[Start Exercise inputs]
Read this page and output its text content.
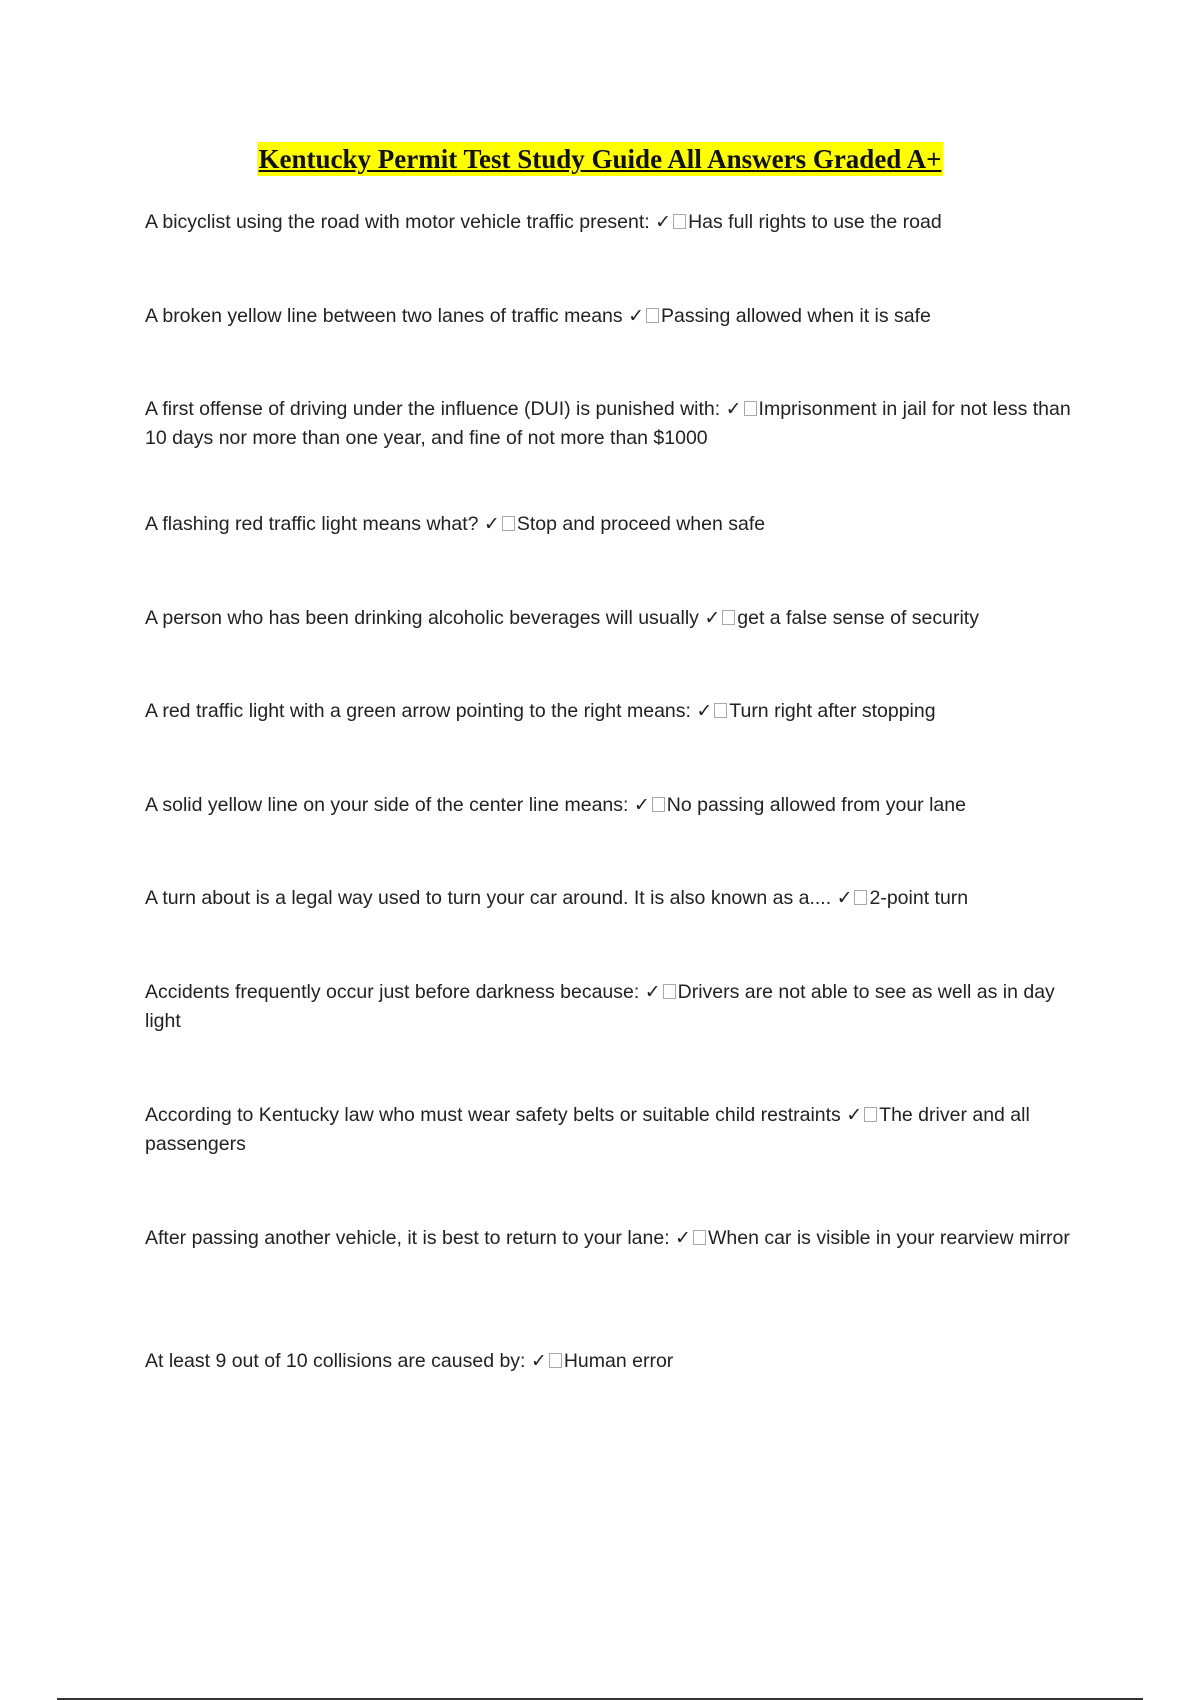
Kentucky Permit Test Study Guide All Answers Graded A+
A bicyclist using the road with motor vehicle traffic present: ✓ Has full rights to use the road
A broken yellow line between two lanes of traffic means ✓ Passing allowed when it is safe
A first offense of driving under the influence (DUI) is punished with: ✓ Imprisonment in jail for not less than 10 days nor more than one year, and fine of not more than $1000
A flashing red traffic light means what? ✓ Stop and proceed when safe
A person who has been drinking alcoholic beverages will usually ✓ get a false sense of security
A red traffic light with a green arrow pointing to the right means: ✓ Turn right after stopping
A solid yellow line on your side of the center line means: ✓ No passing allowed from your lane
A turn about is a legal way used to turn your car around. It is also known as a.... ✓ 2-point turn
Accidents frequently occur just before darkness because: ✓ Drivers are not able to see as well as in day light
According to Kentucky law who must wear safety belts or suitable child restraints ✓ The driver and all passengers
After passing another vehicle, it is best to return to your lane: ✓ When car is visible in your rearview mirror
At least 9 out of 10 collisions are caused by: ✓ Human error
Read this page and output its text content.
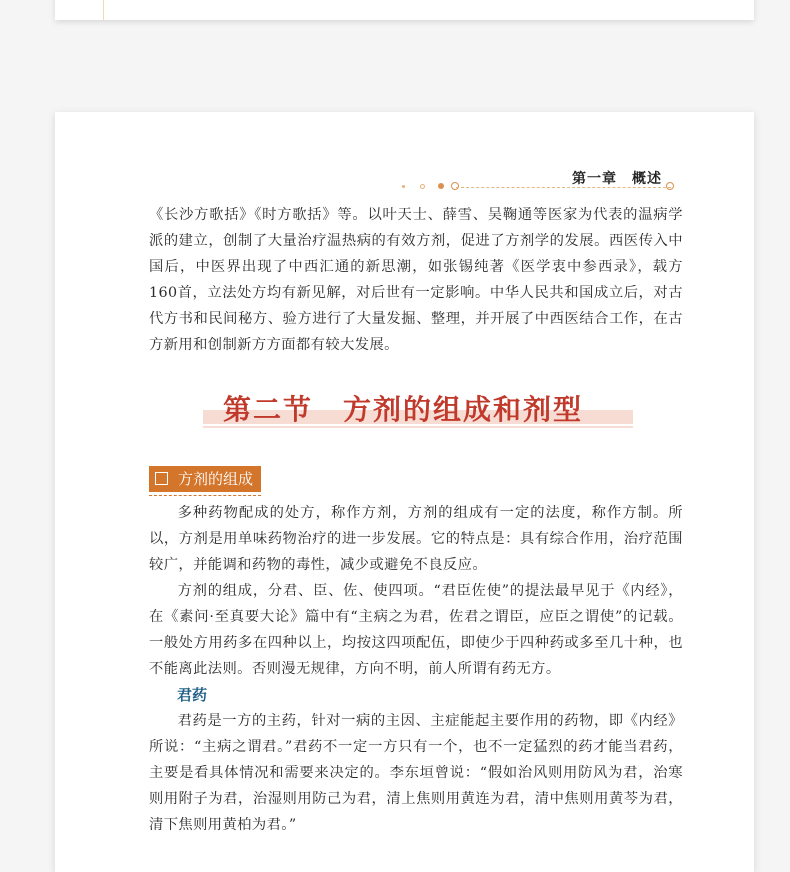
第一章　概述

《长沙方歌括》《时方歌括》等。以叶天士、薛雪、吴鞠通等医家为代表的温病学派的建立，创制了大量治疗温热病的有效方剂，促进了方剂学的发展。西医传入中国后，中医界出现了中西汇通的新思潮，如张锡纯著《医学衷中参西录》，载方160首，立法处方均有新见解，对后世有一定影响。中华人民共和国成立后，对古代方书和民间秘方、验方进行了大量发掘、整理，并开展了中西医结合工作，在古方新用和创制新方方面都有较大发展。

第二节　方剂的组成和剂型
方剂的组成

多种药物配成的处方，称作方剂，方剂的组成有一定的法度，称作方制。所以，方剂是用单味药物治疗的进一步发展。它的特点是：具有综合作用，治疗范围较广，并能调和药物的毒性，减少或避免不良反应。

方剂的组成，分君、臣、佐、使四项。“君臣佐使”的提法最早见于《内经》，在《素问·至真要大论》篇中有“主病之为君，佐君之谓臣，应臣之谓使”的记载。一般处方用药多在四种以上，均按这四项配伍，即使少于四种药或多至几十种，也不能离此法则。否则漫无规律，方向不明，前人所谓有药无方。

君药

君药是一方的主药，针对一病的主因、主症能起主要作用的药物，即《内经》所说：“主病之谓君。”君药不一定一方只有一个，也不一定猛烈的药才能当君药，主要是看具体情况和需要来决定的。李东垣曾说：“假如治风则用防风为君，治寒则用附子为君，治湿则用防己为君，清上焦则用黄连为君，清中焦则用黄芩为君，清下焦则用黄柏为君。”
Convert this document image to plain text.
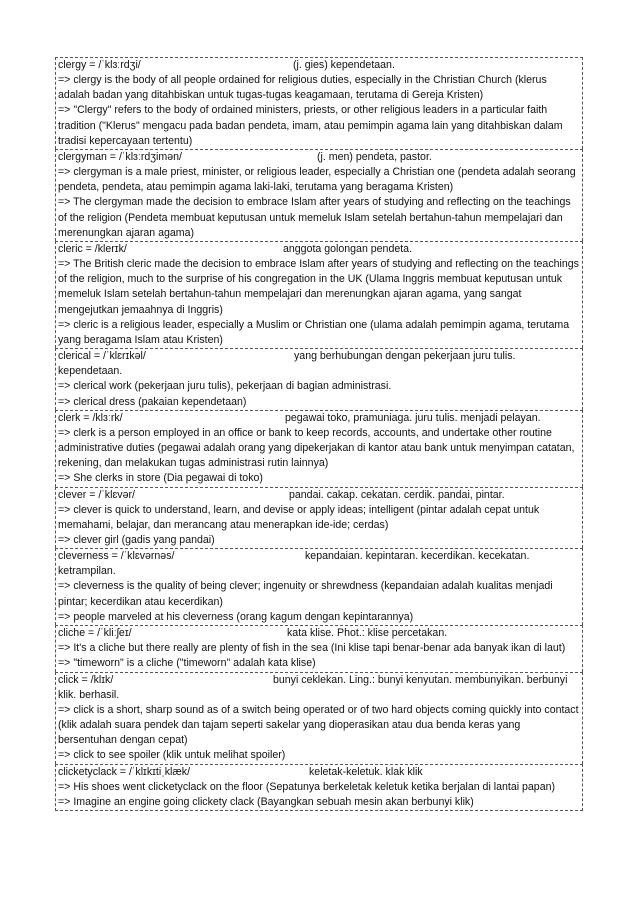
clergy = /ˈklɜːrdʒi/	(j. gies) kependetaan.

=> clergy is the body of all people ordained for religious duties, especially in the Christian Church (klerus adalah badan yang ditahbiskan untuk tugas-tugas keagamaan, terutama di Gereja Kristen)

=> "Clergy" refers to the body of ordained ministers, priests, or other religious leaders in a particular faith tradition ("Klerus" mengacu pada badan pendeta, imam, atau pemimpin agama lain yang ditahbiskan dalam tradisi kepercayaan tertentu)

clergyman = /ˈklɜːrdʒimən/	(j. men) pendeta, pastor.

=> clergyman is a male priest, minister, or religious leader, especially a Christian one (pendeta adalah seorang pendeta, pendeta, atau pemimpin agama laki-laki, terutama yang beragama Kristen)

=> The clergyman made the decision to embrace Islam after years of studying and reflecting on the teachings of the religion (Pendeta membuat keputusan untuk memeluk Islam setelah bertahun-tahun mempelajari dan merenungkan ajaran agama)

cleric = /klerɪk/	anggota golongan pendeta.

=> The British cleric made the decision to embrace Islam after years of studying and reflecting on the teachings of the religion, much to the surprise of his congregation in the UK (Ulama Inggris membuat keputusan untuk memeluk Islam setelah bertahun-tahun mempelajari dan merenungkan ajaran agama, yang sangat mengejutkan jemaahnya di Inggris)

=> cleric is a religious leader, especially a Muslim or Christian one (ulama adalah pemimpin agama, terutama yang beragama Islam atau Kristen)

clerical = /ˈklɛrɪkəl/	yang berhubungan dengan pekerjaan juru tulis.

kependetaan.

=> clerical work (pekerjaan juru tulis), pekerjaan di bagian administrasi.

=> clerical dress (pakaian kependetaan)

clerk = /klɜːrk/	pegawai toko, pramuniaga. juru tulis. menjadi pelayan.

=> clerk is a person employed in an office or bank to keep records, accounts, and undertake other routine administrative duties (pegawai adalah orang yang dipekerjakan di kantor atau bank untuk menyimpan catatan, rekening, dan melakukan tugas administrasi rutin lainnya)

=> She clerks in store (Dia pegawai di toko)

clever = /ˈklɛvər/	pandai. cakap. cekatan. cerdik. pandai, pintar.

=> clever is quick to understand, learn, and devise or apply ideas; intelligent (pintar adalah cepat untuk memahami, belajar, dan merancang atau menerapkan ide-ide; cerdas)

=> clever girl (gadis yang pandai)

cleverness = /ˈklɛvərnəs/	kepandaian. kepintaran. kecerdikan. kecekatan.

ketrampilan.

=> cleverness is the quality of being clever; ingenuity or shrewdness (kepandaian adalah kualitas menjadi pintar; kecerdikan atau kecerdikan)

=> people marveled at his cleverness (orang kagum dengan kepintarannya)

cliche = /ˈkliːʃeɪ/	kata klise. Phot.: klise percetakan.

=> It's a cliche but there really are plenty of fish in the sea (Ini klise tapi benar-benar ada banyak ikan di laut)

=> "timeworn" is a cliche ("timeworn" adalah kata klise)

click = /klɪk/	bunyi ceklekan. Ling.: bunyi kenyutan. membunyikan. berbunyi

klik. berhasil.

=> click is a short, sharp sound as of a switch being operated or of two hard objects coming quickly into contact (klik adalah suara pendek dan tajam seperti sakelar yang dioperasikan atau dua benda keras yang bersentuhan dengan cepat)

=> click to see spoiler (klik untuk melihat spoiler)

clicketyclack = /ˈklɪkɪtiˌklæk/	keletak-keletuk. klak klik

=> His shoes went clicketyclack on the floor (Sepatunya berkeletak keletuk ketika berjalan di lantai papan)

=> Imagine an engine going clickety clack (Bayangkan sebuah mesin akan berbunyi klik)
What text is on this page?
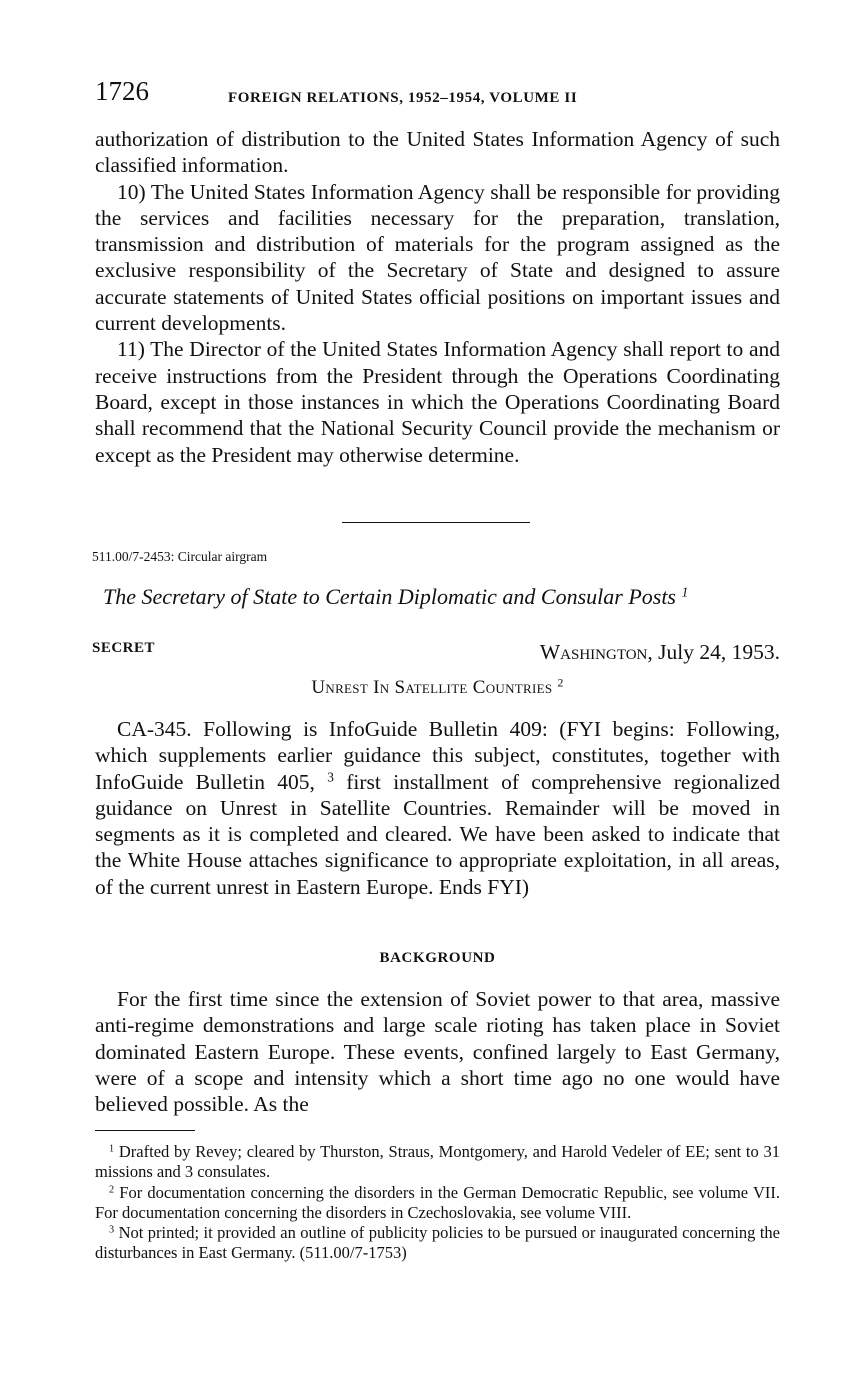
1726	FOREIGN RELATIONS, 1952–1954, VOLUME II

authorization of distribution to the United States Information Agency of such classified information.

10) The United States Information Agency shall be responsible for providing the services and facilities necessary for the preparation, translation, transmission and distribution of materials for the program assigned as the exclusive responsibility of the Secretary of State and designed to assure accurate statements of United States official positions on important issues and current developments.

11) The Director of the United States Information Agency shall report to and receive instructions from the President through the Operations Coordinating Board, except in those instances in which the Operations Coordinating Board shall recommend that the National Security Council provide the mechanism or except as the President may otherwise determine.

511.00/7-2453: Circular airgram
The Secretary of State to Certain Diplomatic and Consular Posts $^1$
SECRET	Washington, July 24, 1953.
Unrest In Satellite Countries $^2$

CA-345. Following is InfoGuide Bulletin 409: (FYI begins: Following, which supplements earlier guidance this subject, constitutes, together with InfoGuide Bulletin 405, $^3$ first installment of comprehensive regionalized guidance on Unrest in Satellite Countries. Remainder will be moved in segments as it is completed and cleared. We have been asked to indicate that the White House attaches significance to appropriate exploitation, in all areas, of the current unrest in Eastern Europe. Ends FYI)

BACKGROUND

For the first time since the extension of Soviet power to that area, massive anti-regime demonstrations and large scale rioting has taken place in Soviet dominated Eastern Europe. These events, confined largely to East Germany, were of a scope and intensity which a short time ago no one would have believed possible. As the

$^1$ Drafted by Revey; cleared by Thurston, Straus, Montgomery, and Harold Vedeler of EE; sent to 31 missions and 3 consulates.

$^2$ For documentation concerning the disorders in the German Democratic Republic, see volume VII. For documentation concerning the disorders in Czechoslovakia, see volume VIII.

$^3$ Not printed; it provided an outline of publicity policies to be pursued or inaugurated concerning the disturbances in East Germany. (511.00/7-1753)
[End Exercise inputs]
> [Goal of the exercise]:
List all lines in the material containing the string "clerical".

> [Answer for this exercise]:
clerical = /ˈklɛrɪkəl/	yang berhubungan dengan pekerjaan juru tulis.
=> clerical work (pekerjaan juru tulis), pekerjaan di bagian administrasi.
=> clerical dress (pakaian kependetaan)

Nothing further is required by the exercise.